#### Article
Qotto, a solar kit provider with operations in Burkina Faso and Benin, has secured $8 million in a Series A equity-debt deal led by the IBL group, a billion-dollar Mauritius-based conglomerate with holdings in energy, financial services, transportation, distribution, and engineering.
The round was also attended by the Off-Grid Energy Access Fund (FEI-OGEF), Cordaid, and Qotto’s current investors.
Qotto intends to use the capital to scale in existing markets and expand to Ivory Coast, where it aims to begin operations next month.
A Look At What The Startup Does
Qotto, which was founded in 2016, produces and distributes standalone solar kits and lamps to people living in Africa’s least electrified areas. It makes its products available to those in Sub-Saharan Africa who are off-grid due to inadequate national power grids using a pay-to-own strategy.

#### Entries shown

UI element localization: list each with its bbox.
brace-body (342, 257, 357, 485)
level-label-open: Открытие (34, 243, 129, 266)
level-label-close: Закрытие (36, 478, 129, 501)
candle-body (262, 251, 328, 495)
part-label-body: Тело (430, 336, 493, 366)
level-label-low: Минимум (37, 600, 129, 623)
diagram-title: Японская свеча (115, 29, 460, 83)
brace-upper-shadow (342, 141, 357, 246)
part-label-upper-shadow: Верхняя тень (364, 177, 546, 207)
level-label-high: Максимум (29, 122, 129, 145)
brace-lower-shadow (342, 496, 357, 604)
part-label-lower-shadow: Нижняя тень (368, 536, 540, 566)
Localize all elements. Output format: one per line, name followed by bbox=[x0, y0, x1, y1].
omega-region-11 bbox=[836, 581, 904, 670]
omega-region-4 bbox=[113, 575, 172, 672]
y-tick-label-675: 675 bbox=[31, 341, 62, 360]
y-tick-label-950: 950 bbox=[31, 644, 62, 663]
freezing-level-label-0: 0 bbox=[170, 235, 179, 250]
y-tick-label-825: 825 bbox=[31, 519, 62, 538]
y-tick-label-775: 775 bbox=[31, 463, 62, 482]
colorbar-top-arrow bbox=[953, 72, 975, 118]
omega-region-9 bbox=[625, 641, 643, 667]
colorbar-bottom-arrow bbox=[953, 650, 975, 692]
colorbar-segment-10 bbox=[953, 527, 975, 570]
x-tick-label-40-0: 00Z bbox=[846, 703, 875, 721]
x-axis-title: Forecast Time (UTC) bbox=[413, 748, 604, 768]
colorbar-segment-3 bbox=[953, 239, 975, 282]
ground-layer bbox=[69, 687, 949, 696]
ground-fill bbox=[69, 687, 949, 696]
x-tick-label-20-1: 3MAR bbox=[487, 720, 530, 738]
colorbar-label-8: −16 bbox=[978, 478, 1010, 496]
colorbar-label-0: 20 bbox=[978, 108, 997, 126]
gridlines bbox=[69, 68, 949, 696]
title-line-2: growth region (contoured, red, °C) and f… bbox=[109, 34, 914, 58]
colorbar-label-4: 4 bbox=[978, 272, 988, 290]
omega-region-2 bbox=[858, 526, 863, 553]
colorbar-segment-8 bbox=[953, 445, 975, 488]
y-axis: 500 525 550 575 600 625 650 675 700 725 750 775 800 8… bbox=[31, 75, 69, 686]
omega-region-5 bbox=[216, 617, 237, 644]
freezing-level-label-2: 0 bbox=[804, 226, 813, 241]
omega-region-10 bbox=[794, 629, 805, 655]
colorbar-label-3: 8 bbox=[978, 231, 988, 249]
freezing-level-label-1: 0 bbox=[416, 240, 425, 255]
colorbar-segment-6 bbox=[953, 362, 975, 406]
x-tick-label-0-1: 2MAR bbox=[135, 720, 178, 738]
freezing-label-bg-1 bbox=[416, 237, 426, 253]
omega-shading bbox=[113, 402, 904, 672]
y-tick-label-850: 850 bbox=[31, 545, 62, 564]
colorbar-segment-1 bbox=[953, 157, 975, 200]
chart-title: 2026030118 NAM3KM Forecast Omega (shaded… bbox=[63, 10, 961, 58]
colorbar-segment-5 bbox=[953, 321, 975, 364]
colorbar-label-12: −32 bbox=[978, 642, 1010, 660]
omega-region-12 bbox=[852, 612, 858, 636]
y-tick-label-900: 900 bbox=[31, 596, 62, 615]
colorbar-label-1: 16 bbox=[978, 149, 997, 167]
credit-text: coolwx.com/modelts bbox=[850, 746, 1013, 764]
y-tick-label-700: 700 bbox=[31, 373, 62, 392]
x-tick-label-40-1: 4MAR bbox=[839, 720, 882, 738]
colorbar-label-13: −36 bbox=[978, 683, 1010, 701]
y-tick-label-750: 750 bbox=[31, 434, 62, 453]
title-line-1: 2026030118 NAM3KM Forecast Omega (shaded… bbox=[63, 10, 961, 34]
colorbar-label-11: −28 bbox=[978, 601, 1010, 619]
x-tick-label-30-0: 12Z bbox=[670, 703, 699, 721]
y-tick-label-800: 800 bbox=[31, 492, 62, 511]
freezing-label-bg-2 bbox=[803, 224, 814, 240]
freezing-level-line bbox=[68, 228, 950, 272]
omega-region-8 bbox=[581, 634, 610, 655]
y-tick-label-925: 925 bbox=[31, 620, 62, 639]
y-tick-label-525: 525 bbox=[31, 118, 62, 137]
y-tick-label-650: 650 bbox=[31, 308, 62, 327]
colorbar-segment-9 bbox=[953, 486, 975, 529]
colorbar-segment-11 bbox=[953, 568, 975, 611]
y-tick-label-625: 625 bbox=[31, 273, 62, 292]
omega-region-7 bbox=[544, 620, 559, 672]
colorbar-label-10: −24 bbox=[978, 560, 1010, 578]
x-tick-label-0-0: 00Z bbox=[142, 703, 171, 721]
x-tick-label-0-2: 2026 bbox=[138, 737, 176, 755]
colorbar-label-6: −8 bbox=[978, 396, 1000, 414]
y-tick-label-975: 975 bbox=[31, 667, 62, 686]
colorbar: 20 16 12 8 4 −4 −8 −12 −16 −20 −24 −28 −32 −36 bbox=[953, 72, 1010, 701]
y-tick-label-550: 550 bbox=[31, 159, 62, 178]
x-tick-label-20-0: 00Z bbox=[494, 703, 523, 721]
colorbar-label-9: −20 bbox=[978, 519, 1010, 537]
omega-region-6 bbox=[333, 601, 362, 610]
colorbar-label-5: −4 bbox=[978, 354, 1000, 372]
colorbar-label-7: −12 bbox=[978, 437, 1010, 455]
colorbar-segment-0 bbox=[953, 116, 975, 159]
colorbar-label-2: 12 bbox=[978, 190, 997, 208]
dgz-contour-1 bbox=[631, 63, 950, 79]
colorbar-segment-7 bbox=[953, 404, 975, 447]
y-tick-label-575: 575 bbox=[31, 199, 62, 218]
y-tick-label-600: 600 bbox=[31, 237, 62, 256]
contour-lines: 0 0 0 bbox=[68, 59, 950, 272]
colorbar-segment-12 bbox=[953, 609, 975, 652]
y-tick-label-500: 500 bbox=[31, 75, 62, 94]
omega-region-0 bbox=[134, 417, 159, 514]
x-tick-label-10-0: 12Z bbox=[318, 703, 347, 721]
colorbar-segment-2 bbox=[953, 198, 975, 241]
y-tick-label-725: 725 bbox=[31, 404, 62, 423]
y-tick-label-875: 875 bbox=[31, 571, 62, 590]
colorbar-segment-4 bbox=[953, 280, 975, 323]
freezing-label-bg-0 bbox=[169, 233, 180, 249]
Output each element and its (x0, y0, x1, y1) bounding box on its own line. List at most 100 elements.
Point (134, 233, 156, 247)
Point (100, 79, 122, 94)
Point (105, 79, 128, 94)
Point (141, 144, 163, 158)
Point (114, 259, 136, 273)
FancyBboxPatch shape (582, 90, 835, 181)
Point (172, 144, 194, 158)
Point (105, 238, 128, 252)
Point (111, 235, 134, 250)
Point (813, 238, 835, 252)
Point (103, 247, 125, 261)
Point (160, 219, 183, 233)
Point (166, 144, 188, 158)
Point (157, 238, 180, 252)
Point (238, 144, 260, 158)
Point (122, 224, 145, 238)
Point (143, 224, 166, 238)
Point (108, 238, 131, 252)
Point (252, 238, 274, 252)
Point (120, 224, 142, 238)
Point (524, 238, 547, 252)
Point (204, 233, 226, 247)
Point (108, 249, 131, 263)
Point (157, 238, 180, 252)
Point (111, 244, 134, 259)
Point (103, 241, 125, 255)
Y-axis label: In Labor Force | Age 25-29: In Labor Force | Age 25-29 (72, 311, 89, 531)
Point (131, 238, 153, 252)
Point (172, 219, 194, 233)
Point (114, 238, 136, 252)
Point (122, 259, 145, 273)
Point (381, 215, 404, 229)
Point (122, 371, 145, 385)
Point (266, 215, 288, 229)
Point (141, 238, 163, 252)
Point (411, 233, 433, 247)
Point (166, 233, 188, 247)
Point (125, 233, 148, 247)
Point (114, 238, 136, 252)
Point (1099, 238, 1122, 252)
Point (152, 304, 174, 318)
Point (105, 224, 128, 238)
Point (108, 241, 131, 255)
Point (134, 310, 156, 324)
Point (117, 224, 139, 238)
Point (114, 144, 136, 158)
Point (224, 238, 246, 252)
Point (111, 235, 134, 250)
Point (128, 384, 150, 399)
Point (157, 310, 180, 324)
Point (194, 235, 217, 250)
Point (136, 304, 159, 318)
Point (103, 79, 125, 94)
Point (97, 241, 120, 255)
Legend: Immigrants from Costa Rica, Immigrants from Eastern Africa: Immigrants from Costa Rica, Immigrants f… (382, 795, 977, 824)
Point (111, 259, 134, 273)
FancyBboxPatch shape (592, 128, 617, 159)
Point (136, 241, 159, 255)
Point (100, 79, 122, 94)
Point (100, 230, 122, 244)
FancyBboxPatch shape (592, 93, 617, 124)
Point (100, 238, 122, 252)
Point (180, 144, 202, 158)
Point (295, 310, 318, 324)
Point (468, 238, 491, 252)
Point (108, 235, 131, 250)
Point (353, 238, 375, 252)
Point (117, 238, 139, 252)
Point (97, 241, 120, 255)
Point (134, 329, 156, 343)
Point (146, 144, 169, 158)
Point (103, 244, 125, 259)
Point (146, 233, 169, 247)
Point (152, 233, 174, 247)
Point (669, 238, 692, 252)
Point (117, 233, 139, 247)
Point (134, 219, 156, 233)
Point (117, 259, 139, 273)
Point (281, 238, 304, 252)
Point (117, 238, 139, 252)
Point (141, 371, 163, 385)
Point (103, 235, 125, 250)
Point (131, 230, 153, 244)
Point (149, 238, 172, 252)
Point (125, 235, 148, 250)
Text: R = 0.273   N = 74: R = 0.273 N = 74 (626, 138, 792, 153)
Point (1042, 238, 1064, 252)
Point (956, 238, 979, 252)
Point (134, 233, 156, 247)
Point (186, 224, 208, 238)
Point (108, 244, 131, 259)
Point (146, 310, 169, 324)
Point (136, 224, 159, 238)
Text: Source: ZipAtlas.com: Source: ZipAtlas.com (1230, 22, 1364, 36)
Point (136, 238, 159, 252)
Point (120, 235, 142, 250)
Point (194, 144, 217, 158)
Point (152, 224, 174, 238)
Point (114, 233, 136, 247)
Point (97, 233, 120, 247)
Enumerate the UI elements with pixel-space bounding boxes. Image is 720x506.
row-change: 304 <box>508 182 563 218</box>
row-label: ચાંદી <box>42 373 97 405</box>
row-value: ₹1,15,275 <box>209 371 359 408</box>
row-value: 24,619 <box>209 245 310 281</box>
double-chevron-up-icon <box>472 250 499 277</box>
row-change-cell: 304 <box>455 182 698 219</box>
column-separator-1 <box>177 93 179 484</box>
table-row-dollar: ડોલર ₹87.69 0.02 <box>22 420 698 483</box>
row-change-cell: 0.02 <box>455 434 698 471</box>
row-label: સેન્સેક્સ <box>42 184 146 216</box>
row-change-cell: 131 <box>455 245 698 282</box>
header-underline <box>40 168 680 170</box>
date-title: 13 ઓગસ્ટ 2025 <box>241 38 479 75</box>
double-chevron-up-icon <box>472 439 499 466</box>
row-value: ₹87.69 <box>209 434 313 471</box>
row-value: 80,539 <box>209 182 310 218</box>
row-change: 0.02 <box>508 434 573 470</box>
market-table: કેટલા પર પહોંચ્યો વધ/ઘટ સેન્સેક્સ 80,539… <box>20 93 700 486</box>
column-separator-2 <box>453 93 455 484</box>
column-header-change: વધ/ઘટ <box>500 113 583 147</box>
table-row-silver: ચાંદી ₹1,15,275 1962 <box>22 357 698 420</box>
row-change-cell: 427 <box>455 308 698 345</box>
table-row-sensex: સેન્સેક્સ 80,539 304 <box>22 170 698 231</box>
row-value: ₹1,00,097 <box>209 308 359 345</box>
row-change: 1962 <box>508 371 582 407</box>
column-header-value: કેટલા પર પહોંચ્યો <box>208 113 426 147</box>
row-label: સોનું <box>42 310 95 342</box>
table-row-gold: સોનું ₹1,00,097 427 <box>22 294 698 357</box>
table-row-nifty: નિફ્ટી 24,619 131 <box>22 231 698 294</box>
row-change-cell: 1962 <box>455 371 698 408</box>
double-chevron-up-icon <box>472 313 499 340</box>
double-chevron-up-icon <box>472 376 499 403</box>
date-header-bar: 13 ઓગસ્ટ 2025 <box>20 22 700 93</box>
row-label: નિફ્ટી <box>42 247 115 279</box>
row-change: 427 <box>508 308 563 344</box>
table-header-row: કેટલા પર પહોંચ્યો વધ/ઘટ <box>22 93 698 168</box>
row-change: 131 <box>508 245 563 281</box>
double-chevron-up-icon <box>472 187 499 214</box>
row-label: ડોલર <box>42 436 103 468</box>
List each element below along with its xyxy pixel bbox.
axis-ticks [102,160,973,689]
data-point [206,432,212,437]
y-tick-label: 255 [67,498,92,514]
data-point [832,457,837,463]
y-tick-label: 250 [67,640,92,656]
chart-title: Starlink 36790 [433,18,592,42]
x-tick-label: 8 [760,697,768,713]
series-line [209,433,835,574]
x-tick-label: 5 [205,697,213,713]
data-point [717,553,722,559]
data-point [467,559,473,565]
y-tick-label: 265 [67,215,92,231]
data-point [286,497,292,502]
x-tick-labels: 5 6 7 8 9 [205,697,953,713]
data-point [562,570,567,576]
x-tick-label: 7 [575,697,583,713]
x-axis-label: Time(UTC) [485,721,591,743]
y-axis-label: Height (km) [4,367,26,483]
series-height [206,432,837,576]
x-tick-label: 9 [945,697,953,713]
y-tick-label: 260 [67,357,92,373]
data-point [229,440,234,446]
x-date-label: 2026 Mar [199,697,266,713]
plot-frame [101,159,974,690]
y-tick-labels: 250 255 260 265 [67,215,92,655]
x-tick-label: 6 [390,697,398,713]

#### To do
Answer these questions from the article about Qotto:
1. How much did Qotto secure in its Series A deal, and which group led it?
2. To which country does Qotto intend to expand?
3. In what year was Qotto founded?

#### Output of the task
1. $8 million, in a deal led by the IBL group.
2. Ivory Coast.
3. 2016.